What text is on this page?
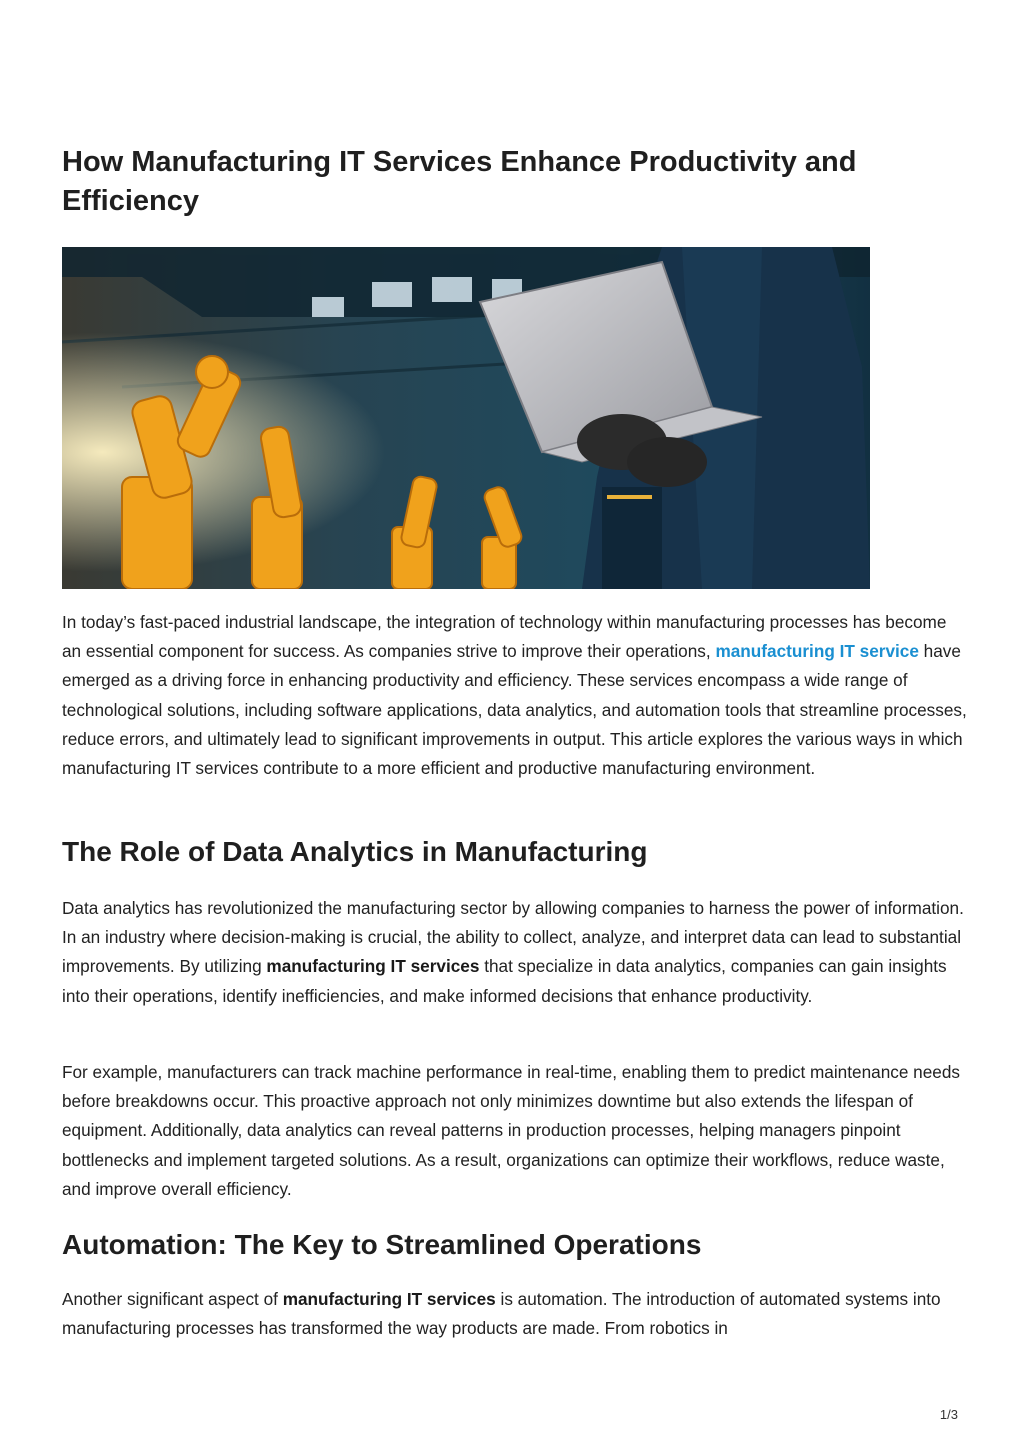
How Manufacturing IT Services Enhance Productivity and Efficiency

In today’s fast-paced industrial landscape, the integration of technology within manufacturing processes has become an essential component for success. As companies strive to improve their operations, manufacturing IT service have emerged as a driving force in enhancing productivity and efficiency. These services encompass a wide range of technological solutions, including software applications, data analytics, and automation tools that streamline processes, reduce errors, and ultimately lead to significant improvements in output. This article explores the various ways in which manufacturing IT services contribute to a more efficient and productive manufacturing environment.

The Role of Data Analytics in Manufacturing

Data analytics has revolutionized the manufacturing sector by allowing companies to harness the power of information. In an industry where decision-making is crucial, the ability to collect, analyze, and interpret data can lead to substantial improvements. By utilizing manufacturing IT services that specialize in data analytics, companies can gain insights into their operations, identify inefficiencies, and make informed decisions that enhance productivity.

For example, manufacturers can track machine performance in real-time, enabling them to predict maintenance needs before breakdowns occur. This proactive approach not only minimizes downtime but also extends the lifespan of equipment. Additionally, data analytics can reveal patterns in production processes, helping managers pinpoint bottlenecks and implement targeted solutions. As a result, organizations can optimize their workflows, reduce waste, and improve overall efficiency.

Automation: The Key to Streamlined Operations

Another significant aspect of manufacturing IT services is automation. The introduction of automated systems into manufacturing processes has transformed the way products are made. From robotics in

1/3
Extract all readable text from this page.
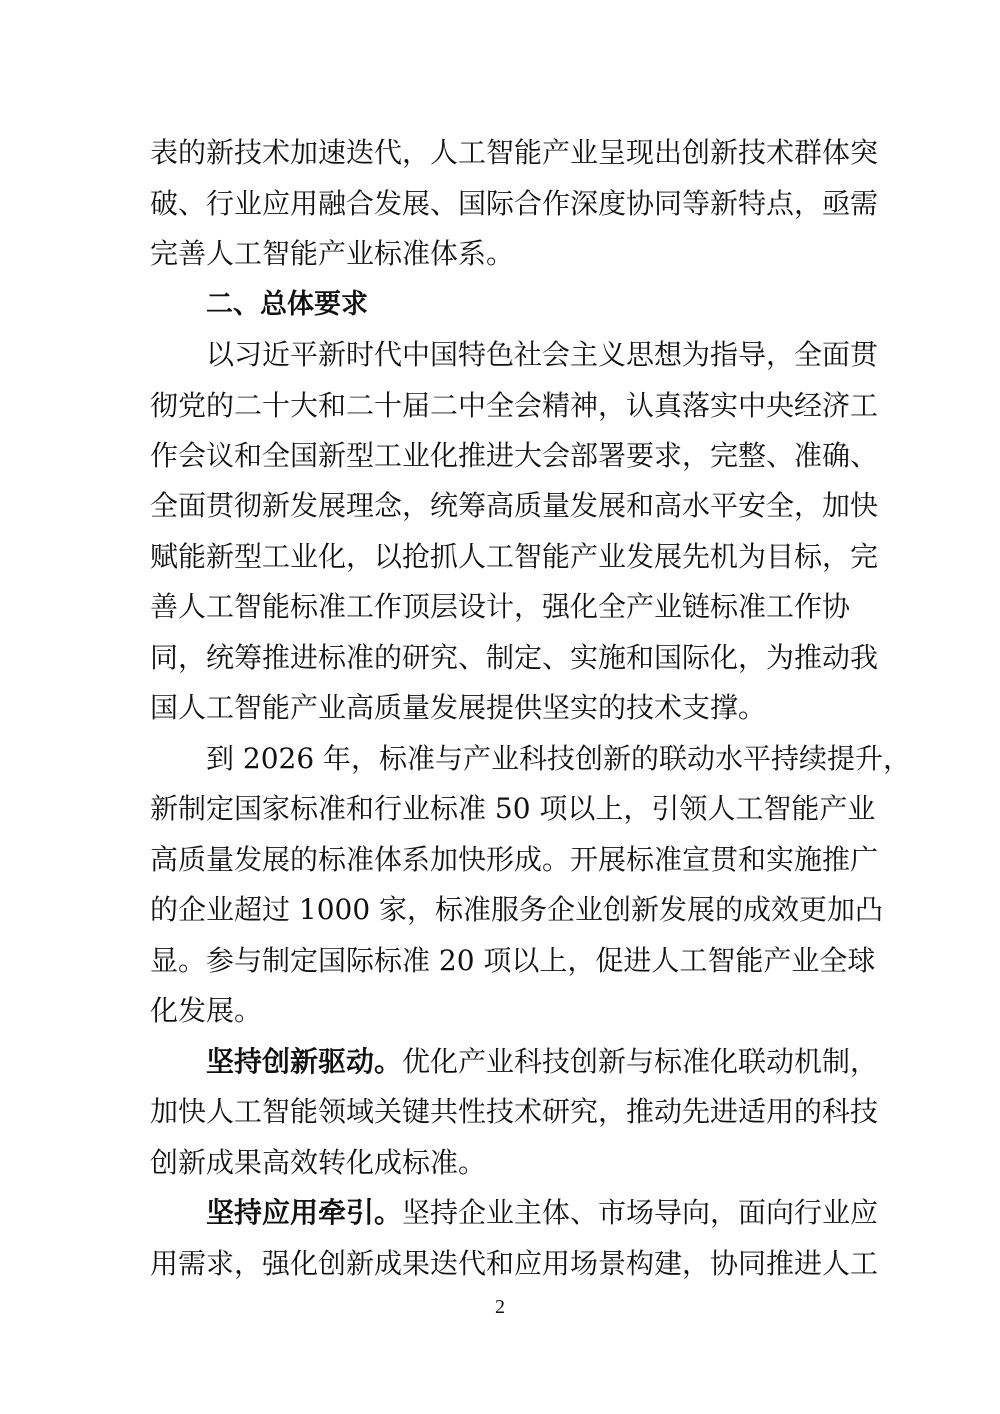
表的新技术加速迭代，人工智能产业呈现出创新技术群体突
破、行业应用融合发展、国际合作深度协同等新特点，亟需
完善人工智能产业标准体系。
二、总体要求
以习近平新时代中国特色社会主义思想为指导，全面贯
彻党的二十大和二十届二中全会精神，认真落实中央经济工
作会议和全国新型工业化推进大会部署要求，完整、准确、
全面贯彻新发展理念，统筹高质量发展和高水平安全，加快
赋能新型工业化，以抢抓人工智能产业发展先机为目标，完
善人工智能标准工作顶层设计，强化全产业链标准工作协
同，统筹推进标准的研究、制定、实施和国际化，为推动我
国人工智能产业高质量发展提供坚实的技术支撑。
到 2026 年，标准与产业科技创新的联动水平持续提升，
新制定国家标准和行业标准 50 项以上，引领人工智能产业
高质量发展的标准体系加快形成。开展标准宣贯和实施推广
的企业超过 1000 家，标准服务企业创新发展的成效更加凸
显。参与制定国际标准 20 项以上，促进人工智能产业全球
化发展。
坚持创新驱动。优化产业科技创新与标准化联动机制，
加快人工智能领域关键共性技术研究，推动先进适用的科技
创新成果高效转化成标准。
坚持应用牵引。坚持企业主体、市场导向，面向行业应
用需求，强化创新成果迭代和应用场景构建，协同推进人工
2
....
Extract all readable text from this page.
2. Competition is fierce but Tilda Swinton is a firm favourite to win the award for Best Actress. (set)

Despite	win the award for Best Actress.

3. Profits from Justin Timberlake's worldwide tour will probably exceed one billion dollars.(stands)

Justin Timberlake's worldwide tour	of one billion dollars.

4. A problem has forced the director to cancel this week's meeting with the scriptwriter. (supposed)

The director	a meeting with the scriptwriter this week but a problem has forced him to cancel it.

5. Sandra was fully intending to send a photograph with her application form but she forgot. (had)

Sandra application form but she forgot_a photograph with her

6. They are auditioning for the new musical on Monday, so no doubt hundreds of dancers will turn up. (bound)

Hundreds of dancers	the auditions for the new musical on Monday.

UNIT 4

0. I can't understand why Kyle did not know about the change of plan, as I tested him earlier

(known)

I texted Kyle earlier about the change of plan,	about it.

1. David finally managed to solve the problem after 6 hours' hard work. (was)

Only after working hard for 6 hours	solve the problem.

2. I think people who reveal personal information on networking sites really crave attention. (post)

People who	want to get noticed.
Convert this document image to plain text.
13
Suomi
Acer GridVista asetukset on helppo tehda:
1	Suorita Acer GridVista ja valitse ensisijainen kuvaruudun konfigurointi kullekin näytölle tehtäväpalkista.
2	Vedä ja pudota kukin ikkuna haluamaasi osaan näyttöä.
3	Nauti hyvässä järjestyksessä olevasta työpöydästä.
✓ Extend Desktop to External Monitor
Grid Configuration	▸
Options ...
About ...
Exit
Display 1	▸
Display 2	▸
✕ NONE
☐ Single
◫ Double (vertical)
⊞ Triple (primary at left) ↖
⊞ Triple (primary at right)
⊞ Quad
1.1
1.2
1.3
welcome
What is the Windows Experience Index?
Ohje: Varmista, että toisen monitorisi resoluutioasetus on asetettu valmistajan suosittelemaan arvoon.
....
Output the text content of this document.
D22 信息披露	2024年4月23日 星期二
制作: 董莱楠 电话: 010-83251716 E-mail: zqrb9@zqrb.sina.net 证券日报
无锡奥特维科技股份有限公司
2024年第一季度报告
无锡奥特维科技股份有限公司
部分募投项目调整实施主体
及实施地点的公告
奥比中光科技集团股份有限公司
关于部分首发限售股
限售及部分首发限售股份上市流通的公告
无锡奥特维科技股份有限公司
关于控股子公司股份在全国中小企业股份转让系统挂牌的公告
....
GIVEN PROBLEM
In the records above, locate every line with the string "hours" and copy it.

WRITTEN ANSWER
1. David finally managed to solve the problem after 6 hours' hard work. (was)
Only after working hard for 6 hours	solve the problem.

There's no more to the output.